Excerpt provided:
======
BB1828 : BOOTboys Should Wear Woad

Thursday 23rd August 2018

Was it due to the debate about what clothes to wear on a day that threatened to become rather inclement?  All of a sudden Mike T started enthusing about the virtues of woad. In fine voice and to the tune of Men of Harlech he burst forth:

What's the use of wearing braces, spats and hats and boots with laces?

These are things you buy in places down in Blackhall Road.

What's the use of shirts of cotton, studs that always get forgotten?

These affairs are simply rotten, better far is woad!


Woad’s the stuff to clothe men, woad to scare your foe, men.

Boil it to a brilliant hue and rub it on your back and abdomen.

Ancient Britons never hit on

Anything as good as woad to fit on,

Neck or knees or where you sit on,

Tailors you'll be blowed!

Whether it be with woad or what, we did expect to have to cover up against the weather in due course.

We'd left John's car at Bull Pot Farm Caving Centre in order to have a linear wander up Leck Beck, starting from Cowan Bridge.  It was surprisingly clement as we strolled through the hamlet of Leck with its rather superior houses and onwards along tracks through fields.  There was one minor detour, to test out a remarkably rickety old suspension footbridge that looked as if it could collapse into the stream at any moment.  It was private so anyone foolish enough to test it would have little cause for complaint or case for compensation if it collapsed.  Fortunately it didn't and we continued on the trail.  Soon it swung away from the beck and climbed a hill where a narrow trail cut through the bracken (which seems to have grown considerably in the August downpours, as has the grass on our lawn).

On the horizon we could see our originally intended destination, the Three Men of Gragareth (and their lovely ladies).

Eventually I got tired of not being by the beck and persuaded the boys that a short descent through more bracken would lead us down to much easier and more interesting walking.  

Well, this bracken was even deeper and there was no real path.
======
Data supplied:
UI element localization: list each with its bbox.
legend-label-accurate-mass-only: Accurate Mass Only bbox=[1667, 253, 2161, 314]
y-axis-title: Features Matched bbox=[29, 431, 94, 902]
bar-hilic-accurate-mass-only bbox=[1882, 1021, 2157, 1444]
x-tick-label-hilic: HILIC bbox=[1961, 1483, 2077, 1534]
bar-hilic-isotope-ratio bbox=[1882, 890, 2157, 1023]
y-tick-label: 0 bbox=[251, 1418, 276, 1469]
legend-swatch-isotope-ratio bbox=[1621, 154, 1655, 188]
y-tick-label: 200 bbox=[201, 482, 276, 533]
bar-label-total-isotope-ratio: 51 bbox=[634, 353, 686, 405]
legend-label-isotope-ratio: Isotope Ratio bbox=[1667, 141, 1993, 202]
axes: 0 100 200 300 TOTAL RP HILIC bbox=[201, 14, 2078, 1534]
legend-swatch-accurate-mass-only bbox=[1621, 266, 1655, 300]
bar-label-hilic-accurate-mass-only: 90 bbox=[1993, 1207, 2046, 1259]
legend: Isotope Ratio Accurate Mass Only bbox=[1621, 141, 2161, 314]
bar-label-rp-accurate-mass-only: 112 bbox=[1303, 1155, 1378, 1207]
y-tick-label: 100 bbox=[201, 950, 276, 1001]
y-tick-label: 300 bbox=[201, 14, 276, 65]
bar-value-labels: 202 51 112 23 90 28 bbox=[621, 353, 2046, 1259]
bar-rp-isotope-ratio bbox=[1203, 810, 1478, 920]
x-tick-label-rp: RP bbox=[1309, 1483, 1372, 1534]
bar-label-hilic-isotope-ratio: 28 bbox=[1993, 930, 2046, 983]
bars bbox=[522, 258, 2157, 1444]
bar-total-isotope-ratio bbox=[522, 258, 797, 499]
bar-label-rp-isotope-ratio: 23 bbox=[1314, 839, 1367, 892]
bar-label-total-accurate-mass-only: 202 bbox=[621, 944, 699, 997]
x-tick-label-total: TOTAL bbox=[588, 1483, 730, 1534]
======
Exercise instructions:
A: Answer these questions about the post on the Leck Beck walk, one answer per line:
(i) What tune did Mike T sing to?
(ii) Where had John's car been left?
(iii) What could be seen on the horizon as the originally intended destination?
B: Duplicate the listing from its first line through the line containing "1155, 1378, 1207]", keeping every character unchanged.

Answers:
A:
(i) Men of Harlech
(ii) At Bull Pot Farm Caving Centre
(iii) The Three Men of Gragareth (and their lovely ladies)

B:
UI element localization: list each with its bbox.
legend-label-accurate-mass-only: Accurate Mass Only bbox=[1667, 253, 2161, 314]
y-axis-title: Features Matched bbox=[29, 431, 94, 902]
bar-hilic-accurate-mass-only bbox=[1882, 1021, 2157, 1444]
x-tick-label-hilic: HILIC bbox=[1961, 1483, 2077, 1534]
bar-hilic-isotope-ratio bbox=[1882, 890, 2157, 1023]
y-tick-label: 0 bbox=[251, 1418, 276, 1469]
legend-swatch-isotope-ratio bbox=[1621, 154, 1655, 188]
y-tick-label: 200 bbox=[201, 482, 276, 533]
bar-label-total-isotope-ratio: 51 bbox=[634, 353, 686, 405]
legend-label-isotope-ratio: Isotope Ratio bbox=[1667, 141, 1993, 202]
axes: 0 100 200 300 TOTAL RP HILIC bbox=[201, 14, 2078, 1534]
legend-swatch-accurate-mass-only bbox=[1621, 266, 1655, 300]
bar-label-hilic-accurate-mass-only: 90 bbox=[1993, 1207, 2046, 1259]
legend: Isotope Ratio Accurate Mass Only bbox=[1621, 141, 2161, 314]
bar-label-rp-accurate-mass-only: 112 bbox=[1303, 1155, 1378, 1207]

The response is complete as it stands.